WHAT THIS TASK INVOLVES
List each line of the data that holds the string "silver".

::::::::

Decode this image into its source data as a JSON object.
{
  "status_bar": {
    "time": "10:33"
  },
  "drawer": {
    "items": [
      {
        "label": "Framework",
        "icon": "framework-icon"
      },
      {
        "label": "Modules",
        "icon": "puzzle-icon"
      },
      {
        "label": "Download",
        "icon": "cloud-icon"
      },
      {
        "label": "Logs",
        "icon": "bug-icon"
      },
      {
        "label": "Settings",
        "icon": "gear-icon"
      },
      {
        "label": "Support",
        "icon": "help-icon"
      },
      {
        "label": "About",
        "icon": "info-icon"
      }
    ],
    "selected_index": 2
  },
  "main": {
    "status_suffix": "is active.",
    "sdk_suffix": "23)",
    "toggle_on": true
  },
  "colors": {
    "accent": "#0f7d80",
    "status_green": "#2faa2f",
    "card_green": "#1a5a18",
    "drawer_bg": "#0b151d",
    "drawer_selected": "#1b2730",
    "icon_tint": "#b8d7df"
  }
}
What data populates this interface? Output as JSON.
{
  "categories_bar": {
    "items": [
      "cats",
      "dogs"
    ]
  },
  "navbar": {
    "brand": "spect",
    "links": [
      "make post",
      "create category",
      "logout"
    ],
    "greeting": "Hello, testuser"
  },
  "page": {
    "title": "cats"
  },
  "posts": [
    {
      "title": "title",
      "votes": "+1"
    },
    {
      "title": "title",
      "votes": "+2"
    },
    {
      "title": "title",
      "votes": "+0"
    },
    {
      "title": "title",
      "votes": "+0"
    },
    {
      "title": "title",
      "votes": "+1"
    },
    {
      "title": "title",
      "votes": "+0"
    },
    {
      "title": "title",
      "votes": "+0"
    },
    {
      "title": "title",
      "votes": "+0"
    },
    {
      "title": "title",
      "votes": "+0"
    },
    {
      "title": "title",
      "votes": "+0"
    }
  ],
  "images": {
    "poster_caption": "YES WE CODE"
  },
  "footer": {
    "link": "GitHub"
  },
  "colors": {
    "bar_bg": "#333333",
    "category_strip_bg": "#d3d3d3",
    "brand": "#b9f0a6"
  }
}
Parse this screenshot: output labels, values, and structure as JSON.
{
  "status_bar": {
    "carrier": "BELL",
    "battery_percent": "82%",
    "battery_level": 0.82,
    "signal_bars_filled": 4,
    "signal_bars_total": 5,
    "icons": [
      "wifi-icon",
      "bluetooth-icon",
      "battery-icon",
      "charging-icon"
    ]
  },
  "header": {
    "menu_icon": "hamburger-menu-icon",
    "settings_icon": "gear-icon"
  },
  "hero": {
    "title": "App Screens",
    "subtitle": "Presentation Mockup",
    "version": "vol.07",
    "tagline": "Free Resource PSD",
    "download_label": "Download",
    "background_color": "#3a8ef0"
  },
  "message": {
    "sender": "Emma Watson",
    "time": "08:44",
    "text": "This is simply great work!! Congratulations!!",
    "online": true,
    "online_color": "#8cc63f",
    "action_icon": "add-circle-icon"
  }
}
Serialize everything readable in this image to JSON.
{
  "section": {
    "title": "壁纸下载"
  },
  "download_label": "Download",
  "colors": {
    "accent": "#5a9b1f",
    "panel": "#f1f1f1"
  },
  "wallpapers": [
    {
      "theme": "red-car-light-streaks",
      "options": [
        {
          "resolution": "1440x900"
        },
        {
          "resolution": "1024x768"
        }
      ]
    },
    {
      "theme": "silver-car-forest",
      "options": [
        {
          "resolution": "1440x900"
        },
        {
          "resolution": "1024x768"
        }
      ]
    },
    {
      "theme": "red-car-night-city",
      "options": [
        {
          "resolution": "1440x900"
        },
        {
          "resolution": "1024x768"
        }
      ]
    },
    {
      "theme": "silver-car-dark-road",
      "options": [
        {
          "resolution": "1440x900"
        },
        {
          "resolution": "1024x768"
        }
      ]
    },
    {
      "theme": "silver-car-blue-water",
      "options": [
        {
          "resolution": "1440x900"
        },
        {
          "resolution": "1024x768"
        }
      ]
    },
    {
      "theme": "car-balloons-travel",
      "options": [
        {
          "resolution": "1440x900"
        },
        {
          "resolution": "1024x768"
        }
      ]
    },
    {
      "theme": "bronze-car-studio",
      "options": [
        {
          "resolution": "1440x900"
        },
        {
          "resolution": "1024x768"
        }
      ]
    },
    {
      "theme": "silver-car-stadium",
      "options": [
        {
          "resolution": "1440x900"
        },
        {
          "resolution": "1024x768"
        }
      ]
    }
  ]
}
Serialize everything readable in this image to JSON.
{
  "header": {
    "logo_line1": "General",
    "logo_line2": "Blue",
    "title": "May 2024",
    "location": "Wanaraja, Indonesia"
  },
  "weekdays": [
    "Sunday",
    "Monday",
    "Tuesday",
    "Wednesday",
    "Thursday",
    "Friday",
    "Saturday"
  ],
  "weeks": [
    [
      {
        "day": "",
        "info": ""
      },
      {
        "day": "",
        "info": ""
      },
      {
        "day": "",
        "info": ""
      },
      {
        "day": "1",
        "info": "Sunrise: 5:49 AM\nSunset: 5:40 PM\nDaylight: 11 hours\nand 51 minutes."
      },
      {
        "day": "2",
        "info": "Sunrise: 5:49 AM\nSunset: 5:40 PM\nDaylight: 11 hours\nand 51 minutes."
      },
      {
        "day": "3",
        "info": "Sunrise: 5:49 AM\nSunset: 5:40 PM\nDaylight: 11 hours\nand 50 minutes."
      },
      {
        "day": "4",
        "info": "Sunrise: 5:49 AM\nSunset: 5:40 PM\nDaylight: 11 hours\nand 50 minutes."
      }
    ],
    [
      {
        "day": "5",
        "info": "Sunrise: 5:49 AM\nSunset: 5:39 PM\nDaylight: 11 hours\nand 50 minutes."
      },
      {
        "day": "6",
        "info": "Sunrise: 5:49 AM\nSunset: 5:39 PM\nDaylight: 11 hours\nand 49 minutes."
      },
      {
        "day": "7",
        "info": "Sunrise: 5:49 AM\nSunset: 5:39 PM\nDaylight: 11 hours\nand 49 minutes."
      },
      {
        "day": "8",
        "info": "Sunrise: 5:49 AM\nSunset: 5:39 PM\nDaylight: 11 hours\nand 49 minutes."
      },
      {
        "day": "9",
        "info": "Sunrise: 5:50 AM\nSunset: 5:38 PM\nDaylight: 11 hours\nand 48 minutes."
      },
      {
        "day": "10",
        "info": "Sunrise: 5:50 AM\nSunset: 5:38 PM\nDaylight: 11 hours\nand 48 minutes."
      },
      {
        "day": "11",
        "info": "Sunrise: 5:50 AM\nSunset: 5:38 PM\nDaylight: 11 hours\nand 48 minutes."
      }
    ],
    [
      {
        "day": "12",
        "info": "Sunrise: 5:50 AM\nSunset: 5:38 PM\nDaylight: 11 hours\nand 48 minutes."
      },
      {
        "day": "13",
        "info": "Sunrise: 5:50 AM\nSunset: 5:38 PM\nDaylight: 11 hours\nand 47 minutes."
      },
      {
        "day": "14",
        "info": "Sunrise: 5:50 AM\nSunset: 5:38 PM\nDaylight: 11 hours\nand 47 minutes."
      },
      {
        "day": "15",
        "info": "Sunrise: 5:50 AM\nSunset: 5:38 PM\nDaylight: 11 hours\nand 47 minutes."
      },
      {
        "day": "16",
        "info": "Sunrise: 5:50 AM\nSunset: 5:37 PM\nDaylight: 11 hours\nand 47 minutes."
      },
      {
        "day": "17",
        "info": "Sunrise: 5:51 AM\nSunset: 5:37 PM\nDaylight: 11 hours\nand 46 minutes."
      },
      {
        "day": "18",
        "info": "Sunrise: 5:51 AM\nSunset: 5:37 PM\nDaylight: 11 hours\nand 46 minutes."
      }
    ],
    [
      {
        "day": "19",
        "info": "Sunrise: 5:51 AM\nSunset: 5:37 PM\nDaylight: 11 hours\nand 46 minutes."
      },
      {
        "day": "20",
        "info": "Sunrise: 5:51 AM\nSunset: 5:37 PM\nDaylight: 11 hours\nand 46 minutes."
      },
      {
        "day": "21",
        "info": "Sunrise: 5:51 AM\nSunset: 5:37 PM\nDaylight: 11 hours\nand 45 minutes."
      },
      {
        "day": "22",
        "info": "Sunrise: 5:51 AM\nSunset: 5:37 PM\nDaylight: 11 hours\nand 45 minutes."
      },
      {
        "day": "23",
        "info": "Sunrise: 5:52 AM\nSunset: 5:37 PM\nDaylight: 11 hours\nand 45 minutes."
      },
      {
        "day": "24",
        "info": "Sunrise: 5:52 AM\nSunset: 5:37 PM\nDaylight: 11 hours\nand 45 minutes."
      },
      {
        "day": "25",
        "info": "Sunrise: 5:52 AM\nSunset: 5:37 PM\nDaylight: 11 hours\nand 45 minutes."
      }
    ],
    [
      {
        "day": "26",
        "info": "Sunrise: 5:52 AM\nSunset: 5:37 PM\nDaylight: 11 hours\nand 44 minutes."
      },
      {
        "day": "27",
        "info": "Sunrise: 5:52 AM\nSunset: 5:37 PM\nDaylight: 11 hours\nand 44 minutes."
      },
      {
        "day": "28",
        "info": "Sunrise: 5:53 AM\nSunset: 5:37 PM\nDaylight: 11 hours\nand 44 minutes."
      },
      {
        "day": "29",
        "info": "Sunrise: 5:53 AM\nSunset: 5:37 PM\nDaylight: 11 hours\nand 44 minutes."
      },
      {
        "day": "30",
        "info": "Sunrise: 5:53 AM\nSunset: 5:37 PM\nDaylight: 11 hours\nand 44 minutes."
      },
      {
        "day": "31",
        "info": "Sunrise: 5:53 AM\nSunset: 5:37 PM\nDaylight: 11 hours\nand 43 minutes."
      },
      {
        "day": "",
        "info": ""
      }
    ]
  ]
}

::::::::

SOLUTION TO THIS PROBLEM
      "theme": "silver-car-forest",
      "theme": "silver-car-dark-road",
      "theme": "silver-car-blue-water",
      "theme": "silver-car-stadium",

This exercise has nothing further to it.